◆ Directions for this task ◆
Can you transcribe every line exactly and leave the pictures behind?

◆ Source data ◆
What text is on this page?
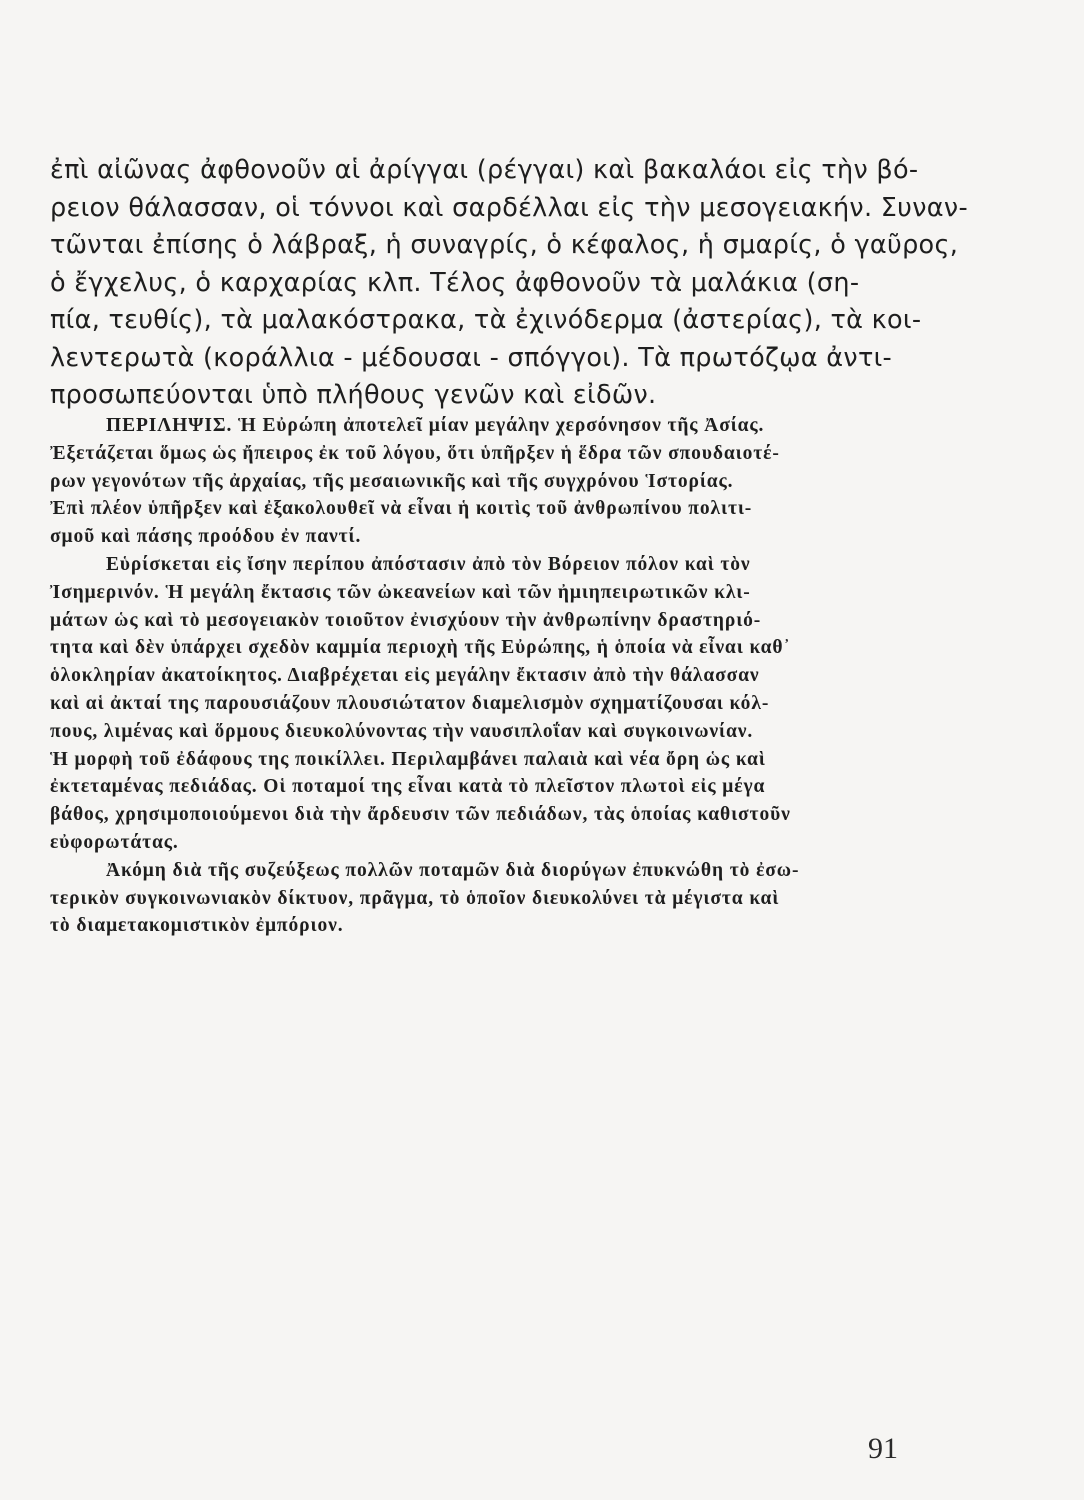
ἐπὶ αἰῶνας ἀφθονοῦν αἱ ἀρίγγαι (ρέγγαι) καὶ βακαλάοι εἰς τὴν βό-
ρειον θάλασσαν, οἱ τόννοι καὶ σαρδέλλαι εἰς τὴν μεσογειακήν. Συναν-
τῶνται ἐπίσης ὁ λάβραξ, ἡ συναγρίς, ὁ κέφαλος, ἡ σμαρίς, ὁ γαῦρος,
ὁ ἔγχελυς, ὁ καρχαρίας κλπ. Τέλος ἀφθονοῦν τὰ μαλάκια (ση-
πία, τευθίς), τὰ μαλακόστρακα, τὰ ἐχινόδερμα (ἀστερίας), τὰ κοι-
λεντερωτὰ (κοράλλια - μέδουσαι - σπόγγοι). Τὰ πρωτόζῳα ἀντι-
προσωπεύονται ὑπὸ πλήθους γενῶν καὶ εἰδῶν.
ΠΕΡΙΛΗΨΙΣ. Ἡ Εὐρώπη ἀποτελεῖ μίαν μεγάλην χερσόνησον τῆς Ἀσίας.
Ἐξετάζεται ὅμως ὡς ἤπειρος ἐκ τοῦ λόγου, ὅτι ὑπῆρξεν ἡ ἕδρα τῶν σπουδαιοτέ-
ρων γεγονότων τῆς ἀρχαίας, τῆς μεσαιωνικῆς καὶ τῆς συγχρόνου Ἱστορίας.
Ἐπὶ πλέον ὑπῆρξεν καὶ ἐξακολουθεῖ νὰ εἶναι ἡ κοιτὶς τοῦ ἀνθρωπίνου πολιτι-
σμοῦ καὶ πάσης προόδου ἐν παντί.
Εὑρίσκεται εἰς ἴσην περίπου ἀπόστασιν ἀπὸ τὸν Βόρειον πόλον καὶ τὸν
Ἰσημερινόν. Ἡ μεγάλη ἔκτασις τῶν ὠκεανείων καὶ τῶν ἠμιηπειρωτικῶν κλι-
μάτων ὡς καὶ τὸ μεσογειακὸν τοιοῦτον ἐνισχύουν τὴν ἀνθρωπίνην δραστηριό-
τητα καὶ δὲν ὑπάρχει σχεδὸν καμμία περιοχὴ τῆς Εὐρώπης, ἡ ὁποία νὰ εἶναι καθ᾽
ὁλοκληρίαν ἀκατοίκητος. Διαβρέχεται εἰς μεγάλην ἔκτασιν ἀπὸ τὴν θάλασσαν
καὶ αἱ ἀκταί της παρουσιάζουν πλουσιώτατον διαμελισμὸν σχηματίζουσαι κόλ-
πους, λιμένας καὶ ὅρμους διευκολύνοντας τὴν ναυσιπλοΐαν καὶ συγκοινωνίαν.
Ἡ μορφὴ τοῦ ἐδάφους της ποικίλλει. Περιλαμβάνει παλαιὰ καὶ νέα ὄρη ὡς καὶ
ἐκτεταμένας πεδιάδας. Οἱ ποταμοί της εἶναι κατὰ τὸ πλεῖστον πλωτοὶ εἰς μέγα
βάθος, χρησιμοποιούμενοι διὰ τὴν ἄρδευσιν τῶν πεδιάδων, τὰς ὁποίας καθιστοῦν
εὐφορωτάτας.
Ἀκόμη διὰ τῆς συζεύξεως πολλῶν ποταμῶν διὰ διορύγων ἐπυκνώθη τὸ ἐσω-
τερικὸν συγκοινωνιακὸν δίκτυον, πρᾶγμα, τὸ ὁποῖον διευκολύνει τὰ μέγιστα καὶ
τὸ διαμετακομιστικὸν ἐμπόριον.
91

◆ Full answer ◆
What text is on this page?
ἐπὶ αἰῶνας ἀφθονοῦν αἱ ἀρίγγαι (ρέγγαι) καὶ βακαλάοι εἰς τὴν βό-
ρειον θάλασσαν, οἱ τόννοι καὶ σαρδέλλαι εἰς τὴν μεσογειακήν. Συναν-
τῶνται ἐπίσης ὁ λάβραξ, ἡ συναγρίς, ὁ κέφαλος, ἡ σμαρίς, ὁ γαῦρος,
ὁ ἔγχελυς, ὁ καρχαρίας κλπ. Τέλος ἀφθονοῦν τὰ μαλάκια (ση-
πία, τευθίς), τὰ μαλακόστρακα, τὰ ἐχινόδερμα (ἀστερίας), τὰ κοι-
λεντερωτὰ (κοράλλια - μέδουσαι - σπόγγοι). Τὰ πρωτόζῳα ἀντι-
προσωπεύονται ὑπὸ πλήθους γενῶν καὶ εἰδῶν.
ΠΕΡΙΛΗΨΙΣ. Ἡ Εὐρώπη ἀποτελεῖ μίαν μεγάλην χερσόνησον τῆς Ἀσίας.
Ἐξετάζεται ὅμως ὡς ἤπειρος ἐκ τοῦ λόγου, ὅτι ὑπῆρξεν ἡ ἕδρα τῶν σπουδαιοτέ-
ρων γεγονότων τῆς ἀρχαίας, τῆς μεσαιωνικῆς καὶ τῆς συγχρόνου Ἱστορίας.
Ἐπὶ πλέον ὑπῆρξεν καὶ ἐξακολουθεῖ νὰ εἶναι ἡ κοιτὶς τοῦ ἀνθρωπίνου πολιτι-
σμοῦ καὶ πάσης προόδου ἐν παντί.
Εὑρίσκεται εἰς ἴσην περίπου ἀπόστασιν ἀπὸ τὸν Βόρειον πόλον καὶ τὸν
Ἰσημερινόν. Ἡ μεγάλη ἔκτασις τῶν ὠκεανείων καὶ τῶν ἠμιηπειρωτικῶν κλι-
μάτων ὡς καὶ τὸ μεσογειακὸν τοιοῦτον ἐνισχύουν τὴν ἀνθρωπίνην δραστηριό-
τητα καὶ δὲν ὑπάρχει σχεδὸν καμμία περιοχὴ τῆς Εὐρώπης, ἡ ὁποία νὰ εἶναι καθ᾽
ὁλοκληρίαν ἀκατοίκητος. Διαβρέχεται εἰς μεγάλην ἔκτασιν ἀπὸ τὴν θάλασσαν
καὶ αἱ ἀκταί της παρουσιάζουν πλουσιώτατον διαμελισμὸν σχηματίζουσαι κόλ-
πους, λιμένας καὶ ὅρμους διευκολύνοντας τὴν ναυσιπλοΐαν καὶ συγκοινωνίαν.
Ἡ μορφὴ τοῦ ἐδάφους της ποικίλλει. Περιλαμβάνει παλαιὰ καὶ νέα ὄρη ὡς καὶ
ἐκτεταμένας πεδιάδας. Οἱ ποταμοί της εἶναι κατὰ τὸ πλεῖστον πλωτοὶ εἰς μέγα
βάθος, χρησιμοποιούμενοι διὰ τὴν ἄρδευσιν τῶν πεδιάδων, τὰς ὁποίας καθιστοῦν
εὐφορωτάτας.
Ἀκόμη διὰ τῆς συζεύξεως πολλῶν ποταμῶν διὰ διορύγων ἐπυκνώθη τὸ ἐσω-
τερικὸν συγκοινωνιακὸν δίκτυον, πρᾶγμα, τὸ ὁποῖον διευκολύνει τὰ μέγιστα καὶ
τὸ διαμετακομιστικὸν ἐμπόριον.
91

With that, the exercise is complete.